→ **STATED GOAL**:
Restate the data exactly as given and keep the pictures out.

□ □ □ □ □ □ □

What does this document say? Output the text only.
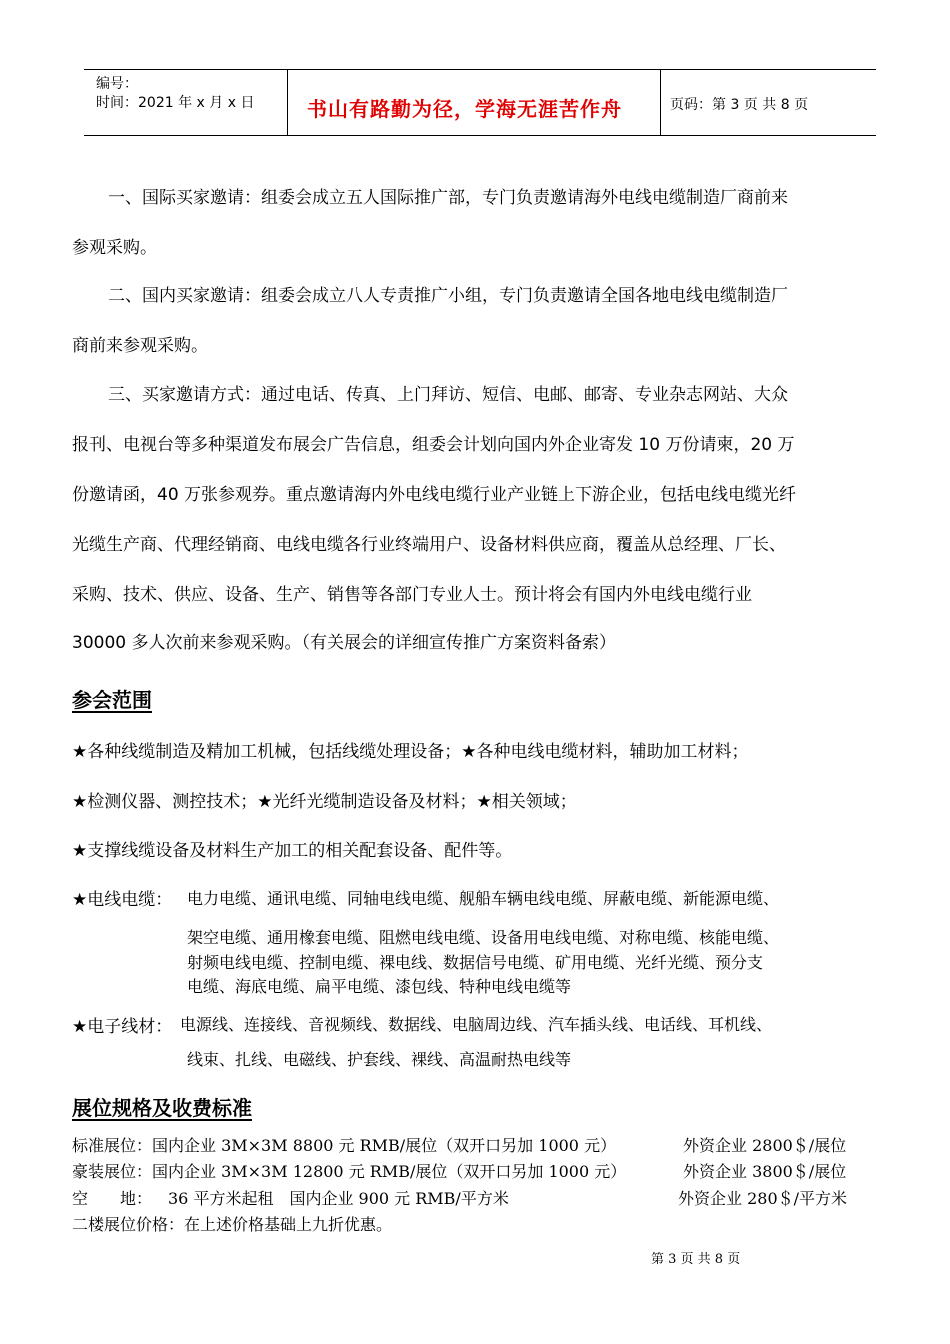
编号：
时间：2021 年 x 月 x 日	书山有路勤为径，学海无涯苦作舟	页码：第 3 页 共 8 页
一、国际买家邀请：组委会成立五人国际推广部，专门负责邀请海外电线电缆制造厂商前来
参观采购。
二、国内买家邀请：组委会成立八人专责推广小组，专门负责邀请全国各地电线电缆制造厂
商前来参观采购。
三、买家邀请方式：通过电话、传真、上门拜访、短信、电邮、邮寄、专业杂志网站、大众
报刊、电视台等多种渠道发布展会广告信息，组委会计划向国内外企业寄发 10 万份请柬，20 万
份邀请函，40 万张参观券。重点邀请海内外电线电缆行业产业链上下游企业，包括电线电缆光纤
光缆生产商、代理经销商、电线电缆各行业终端用户、设备材料供应商，覆盖从总经理、厂长、
采购、技术、供应、设备、生产、销售等各部门专业人士。预计将会有国内外电线电缆行业
30000 多人次前来参观采购。（有关展会的详细宣传推广方案资料备索）
参会范围
★各种线缆制造及精加工机械，包括线缆处理设备；★各种电线电缆材料，辅助加工材料；
★检测仪器、测控技术；★光纤光缆制造设备及材料；★相关领域；
★支撑线缆设备及材料生产加工的相关配套设备、配件等。
★电线电缆： 电力电缆、通讯电缆、同轴电线电缆、舰船车辆电线电缆、屏蔽电缆、新能源电缆、
架空电缆、通用橡套电缆、阻燃电线电缆、设备用电线电缆、对称电缆、核能电缆、
射频电线电缆、控制电缆、裸电线、数据信号电缆、矿用电缆、光纤光缆、预分支
电缆、海底电缆、扁平电缆、漆包线、特种电线电缆等
★电子线材： 电源线、连接线、音视频线、数据线、电脑周边线、汽车插头线、电话线、耳机线、
线束、扎线、电磁线、护套线、裸线、高温耐热电线等
展位规格及收费标准
标准展位：国内企业 3M×3M 8800 元 RMB/展位（双开口另加 1000 元）	外资企业 2800＄/展位
豪装展位：国内企业 3M×3M 12800 元 RMB/展位（双开口另加 1000 元）	外资企业 3800＄/展位
空　　地： 36 平方米起租　国内企业 900 元 RMB/平方米	外资企业 280＄/平方米
二楼展位价格：在上述价格基础上九折优惠。
第 3 页 共 8 页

□ □ □ □ □ □ □

→ **RESPONSE TO THIS TASK**:
What does this document say? Output the text only.
编号：
时间：2021 年 x 月 x 日	书山有路勤为径，学海无涯苦作舟	页码：第 3 页 共 8 页
一、国际买家邀请：组委会成立五人国际推广部，专门负责邀请海外电线电缆制造厂商前来
参观采购。
二、国内买家邀请：组委会成立八人专责推广小组，专门负责邀请全国各地电线电缆制造厂
商前来参观采购。
三、买家邀请方式：通过电话、传真、上门拜访、短信、电邮、邮寄、专业杂志网站、大众
报刊、电视台等多种渠道发布展会广告信息，组委会计划向国内外企业寄发 10 万份请柬，20 万
份邀请函，40 万张参观券。重点邀请海内外电线电缆行业产业链上下游企业，包括电线电缆光纤
光缆生产商、代理经销商、电线电缆各行业终端用户、设备材料供应商，覆盖从总经理、厂长、
采购、技术、供应、设备、生产、销售等各部门专业人士。预计将会有国内外电线电缆行业
30000 多人次前来参观采购。（有关展会的详细宣传推广方案资料备索）
参会范围
★各种线缆制造及精加工机械，包括线缆处理设备；★各种电线电缆材料，辅助加工材料；
★检测仪器、测控技术；★光纤光缆制造设备及材料；★相关领域；
★支撑线缆设备及材料生产加工的相关配套设备、配件等。
★电线电缆： 电力电缆、通讯电缆、同轴电线电缆、舰船车辆电线电缆、屏蔽电缆、新能源电缆、
架空电缆、通用橡套电缆、阻燃电线电缆、设备用电线电缆、对称电缆、核能电缆、
射频电线电缆、控制电缆、裸电线、数据信号电缆、矿用电缆、光纤光缆、预分支
电缆、海底电缆、扁平电缆、漆包线、特种电线电缆等
★电子线材： 电源线、连接线、音视频线、数据线、电脑周边线、汽车插头线、电话线、耳机线、
线束、扎线、电磁线、护套线、裸线、高温耐热电线等
展位规格及收费标准
标准展位：国内企业 3M×3M 8800 元 RMB/展位（双开口另加 1000 元）	外资企业 2800＄/展位
豪装展位：国内企业 3M×3M 12800 元 RMB/展位（双开口另加 1000 元）	外资企业 3800＄/展位
空　　地： 36 平方米起租　国内企业 900 元 RMB/平方米	外资企业 280＄/平方米
二楼展位价格：在上述价格基础上九折优惠。
第 3 页 共 8 页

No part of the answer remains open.